### [EXERCISE]
Which lines below hold the word "this"? Copy all of them.

### [Dataset excerpt]

[BEGIN]

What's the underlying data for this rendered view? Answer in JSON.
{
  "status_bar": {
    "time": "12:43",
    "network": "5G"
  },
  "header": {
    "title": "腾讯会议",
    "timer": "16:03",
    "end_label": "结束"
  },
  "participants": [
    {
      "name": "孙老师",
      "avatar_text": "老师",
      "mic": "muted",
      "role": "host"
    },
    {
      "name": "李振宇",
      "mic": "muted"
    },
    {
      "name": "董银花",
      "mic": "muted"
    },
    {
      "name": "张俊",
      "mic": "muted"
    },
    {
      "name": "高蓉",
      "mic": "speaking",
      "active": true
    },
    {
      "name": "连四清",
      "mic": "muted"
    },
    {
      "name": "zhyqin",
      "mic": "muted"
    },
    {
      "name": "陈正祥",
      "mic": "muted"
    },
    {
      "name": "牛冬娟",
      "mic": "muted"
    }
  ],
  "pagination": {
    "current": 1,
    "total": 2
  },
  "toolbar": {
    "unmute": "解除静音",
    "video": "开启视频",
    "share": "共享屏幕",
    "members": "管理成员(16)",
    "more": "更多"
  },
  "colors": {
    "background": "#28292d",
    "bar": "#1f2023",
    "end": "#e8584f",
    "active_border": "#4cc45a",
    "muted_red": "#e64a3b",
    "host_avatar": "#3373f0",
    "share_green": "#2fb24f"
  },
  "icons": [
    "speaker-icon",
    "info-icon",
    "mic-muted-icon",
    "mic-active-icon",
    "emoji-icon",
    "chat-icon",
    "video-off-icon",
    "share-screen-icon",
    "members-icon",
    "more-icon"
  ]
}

[END]
[BEGIN]

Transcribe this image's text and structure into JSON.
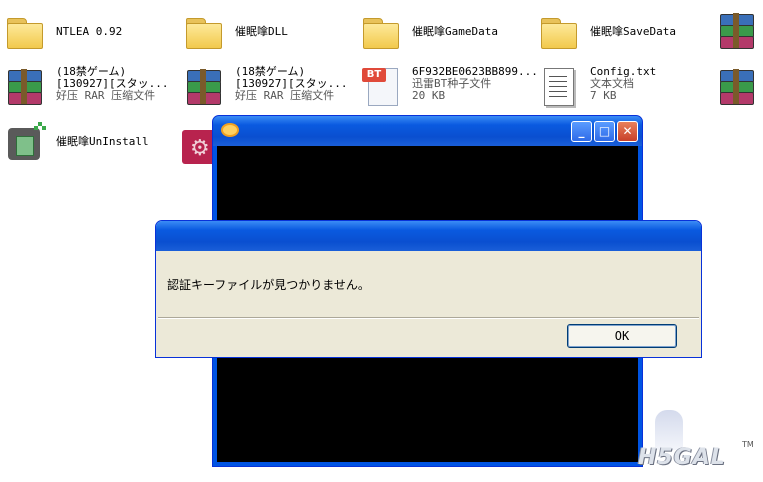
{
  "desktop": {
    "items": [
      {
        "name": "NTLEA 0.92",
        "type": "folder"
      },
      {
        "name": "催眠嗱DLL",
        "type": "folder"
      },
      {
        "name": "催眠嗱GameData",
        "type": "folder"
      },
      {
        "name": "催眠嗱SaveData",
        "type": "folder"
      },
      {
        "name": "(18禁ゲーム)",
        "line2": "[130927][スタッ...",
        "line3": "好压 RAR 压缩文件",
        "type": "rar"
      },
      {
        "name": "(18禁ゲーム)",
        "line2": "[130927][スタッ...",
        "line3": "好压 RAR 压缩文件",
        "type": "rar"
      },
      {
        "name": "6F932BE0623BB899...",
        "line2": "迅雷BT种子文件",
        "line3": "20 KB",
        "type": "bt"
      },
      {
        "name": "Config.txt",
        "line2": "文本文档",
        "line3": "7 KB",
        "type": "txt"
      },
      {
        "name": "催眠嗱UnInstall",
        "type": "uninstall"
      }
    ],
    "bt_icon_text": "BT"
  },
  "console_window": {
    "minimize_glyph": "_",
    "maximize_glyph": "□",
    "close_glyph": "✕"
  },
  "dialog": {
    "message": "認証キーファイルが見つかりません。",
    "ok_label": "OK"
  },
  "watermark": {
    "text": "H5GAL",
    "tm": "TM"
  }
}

[END]

### [THE COMPLETED TASK]
What's the underlying data for this rendered view? Answer in JSON.
Transcribe this image's text and structure into JSON.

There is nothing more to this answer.